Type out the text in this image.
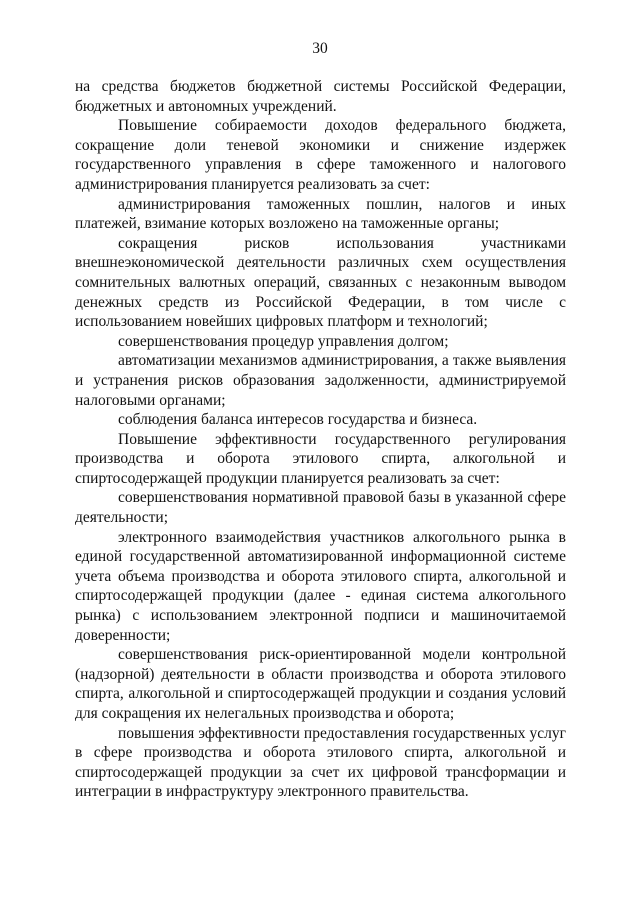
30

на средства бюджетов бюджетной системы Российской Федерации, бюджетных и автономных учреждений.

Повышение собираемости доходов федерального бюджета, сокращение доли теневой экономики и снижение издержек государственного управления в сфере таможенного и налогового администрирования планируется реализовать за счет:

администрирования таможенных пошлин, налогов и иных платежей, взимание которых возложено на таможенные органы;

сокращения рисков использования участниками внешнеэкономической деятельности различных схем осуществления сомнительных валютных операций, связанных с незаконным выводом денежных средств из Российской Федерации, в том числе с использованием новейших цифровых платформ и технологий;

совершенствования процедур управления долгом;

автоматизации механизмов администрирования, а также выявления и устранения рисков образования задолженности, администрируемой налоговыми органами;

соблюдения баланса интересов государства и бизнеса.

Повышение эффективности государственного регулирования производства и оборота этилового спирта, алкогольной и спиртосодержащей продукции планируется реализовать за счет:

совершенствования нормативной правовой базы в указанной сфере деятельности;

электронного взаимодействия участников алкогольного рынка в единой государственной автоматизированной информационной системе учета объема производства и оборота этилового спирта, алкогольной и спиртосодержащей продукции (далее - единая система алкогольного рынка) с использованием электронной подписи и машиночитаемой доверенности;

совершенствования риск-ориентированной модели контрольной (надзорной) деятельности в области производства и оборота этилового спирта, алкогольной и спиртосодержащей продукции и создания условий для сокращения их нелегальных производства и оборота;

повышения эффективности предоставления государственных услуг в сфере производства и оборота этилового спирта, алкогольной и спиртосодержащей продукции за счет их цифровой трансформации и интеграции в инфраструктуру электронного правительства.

-.-.-

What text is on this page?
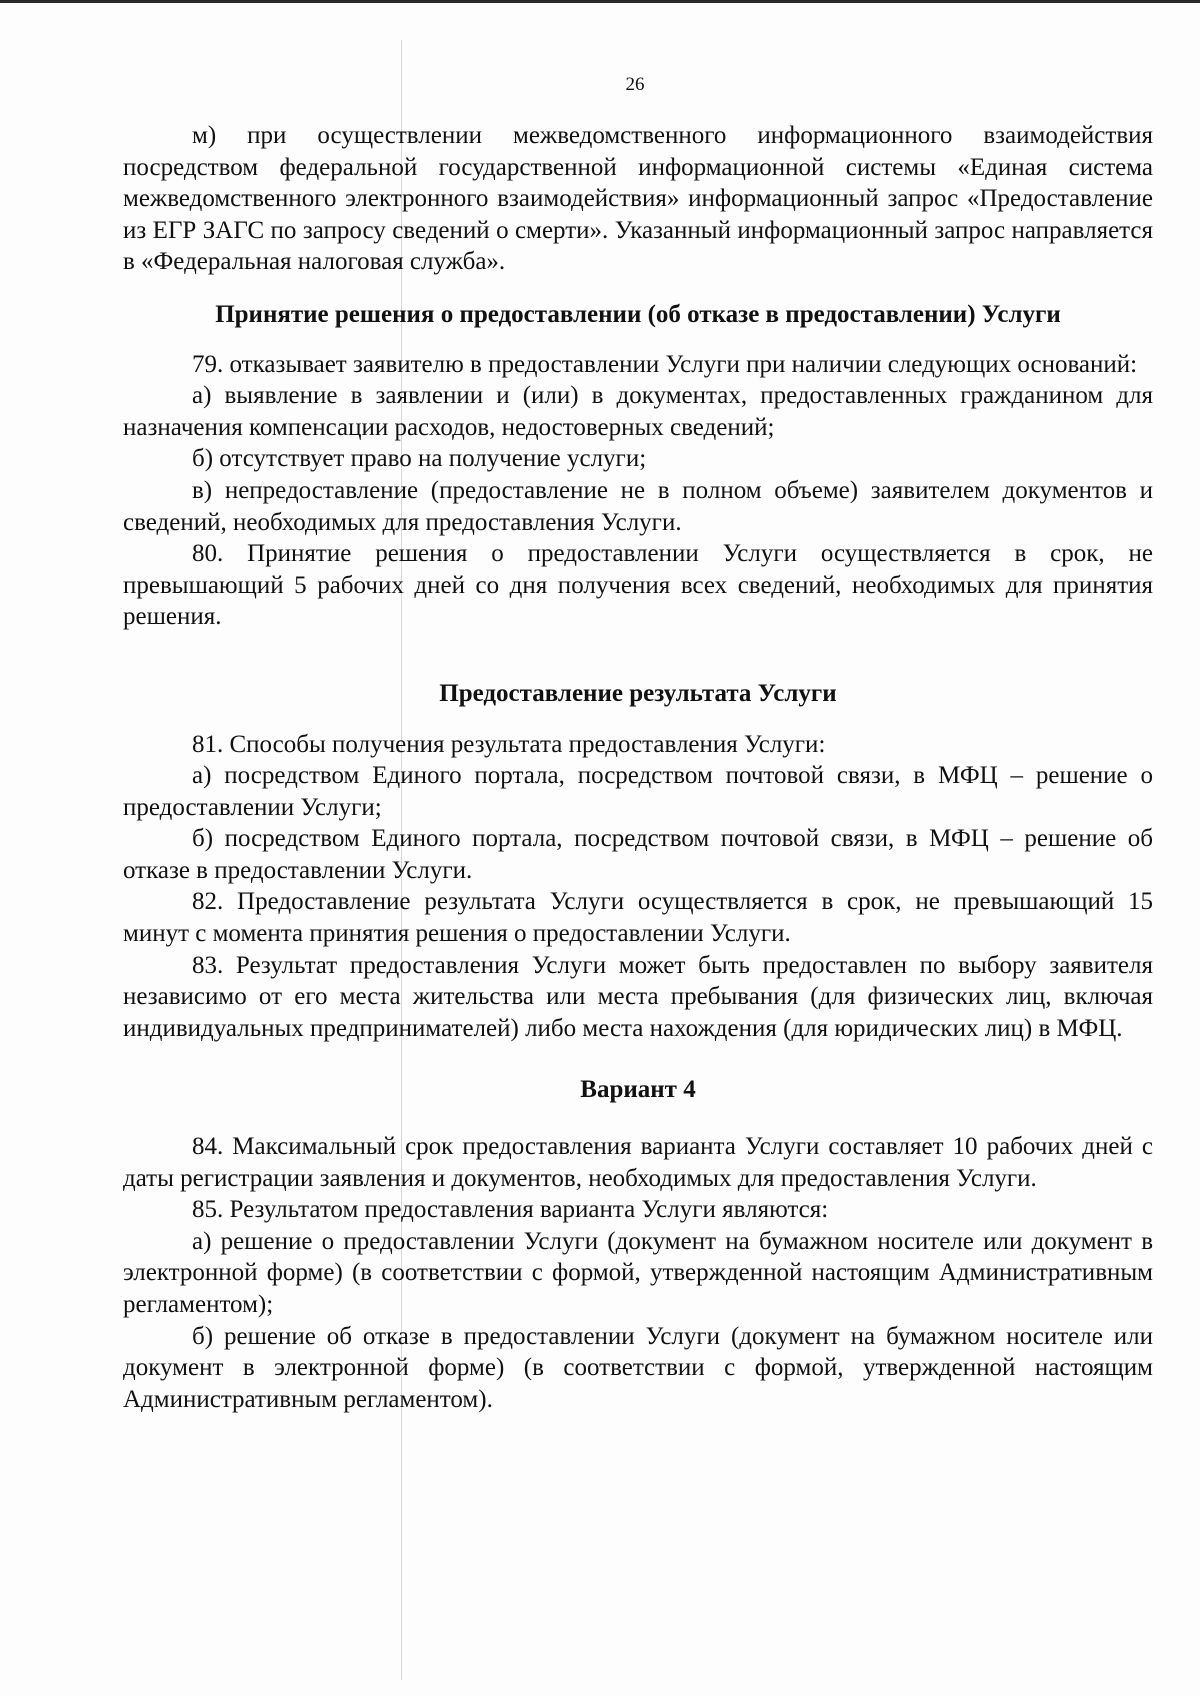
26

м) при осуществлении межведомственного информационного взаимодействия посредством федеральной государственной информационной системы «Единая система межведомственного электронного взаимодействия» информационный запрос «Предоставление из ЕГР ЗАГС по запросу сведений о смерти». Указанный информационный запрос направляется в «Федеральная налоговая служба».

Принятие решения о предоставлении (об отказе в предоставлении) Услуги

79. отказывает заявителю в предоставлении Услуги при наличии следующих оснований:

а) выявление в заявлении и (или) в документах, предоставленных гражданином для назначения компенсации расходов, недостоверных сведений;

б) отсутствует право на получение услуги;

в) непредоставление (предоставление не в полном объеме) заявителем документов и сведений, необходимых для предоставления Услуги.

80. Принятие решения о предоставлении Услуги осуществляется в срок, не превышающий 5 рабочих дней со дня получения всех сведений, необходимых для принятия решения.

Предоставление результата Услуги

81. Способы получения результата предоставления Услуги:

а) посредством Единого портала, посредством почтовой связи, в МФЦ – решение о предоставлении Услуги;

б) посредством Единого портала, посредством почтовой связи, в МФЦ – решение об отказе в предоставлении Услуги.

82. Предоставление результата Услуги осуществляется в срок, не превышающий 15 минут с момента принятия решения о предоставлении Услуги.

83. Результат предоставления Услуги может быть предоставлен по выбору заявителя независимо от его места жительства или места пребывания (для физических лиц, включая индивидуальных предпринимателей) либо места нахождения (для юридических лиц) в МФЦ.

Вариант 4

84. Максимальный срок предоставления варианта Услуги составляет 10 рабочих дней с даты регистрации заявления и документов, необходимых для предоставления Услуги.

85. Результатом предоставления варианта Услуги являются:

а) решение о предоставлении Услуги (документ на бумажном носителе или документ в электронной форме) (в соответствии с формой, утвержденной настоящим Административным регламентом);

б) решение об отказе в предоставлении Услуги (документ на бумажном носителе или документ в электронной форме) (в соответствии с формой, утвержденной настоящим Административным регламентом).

-.-.-

Work to complete>
Collect the complete line wherever the string "счет" appears in the records.

The result>
Повышение собираемости доходов федерального бюджета, сокращение доли теневой экономики и снижение издержек государственного управления в сфере таможенного и налогового администрирования планируется реализовать за счет:
Повышение эффективности государственного регулирования производства и оборота этилового спирта, алкогольной и спиртосодержащей продукции планируется реализовать за счет:
повышения эффективности предоставления государственных услуг в сфере производства и оборота этилового спирта, алкогольной и спиртосодержащей продукции за счет их цифровой трансформации и интеграции в инфраструктуру электронного правительства.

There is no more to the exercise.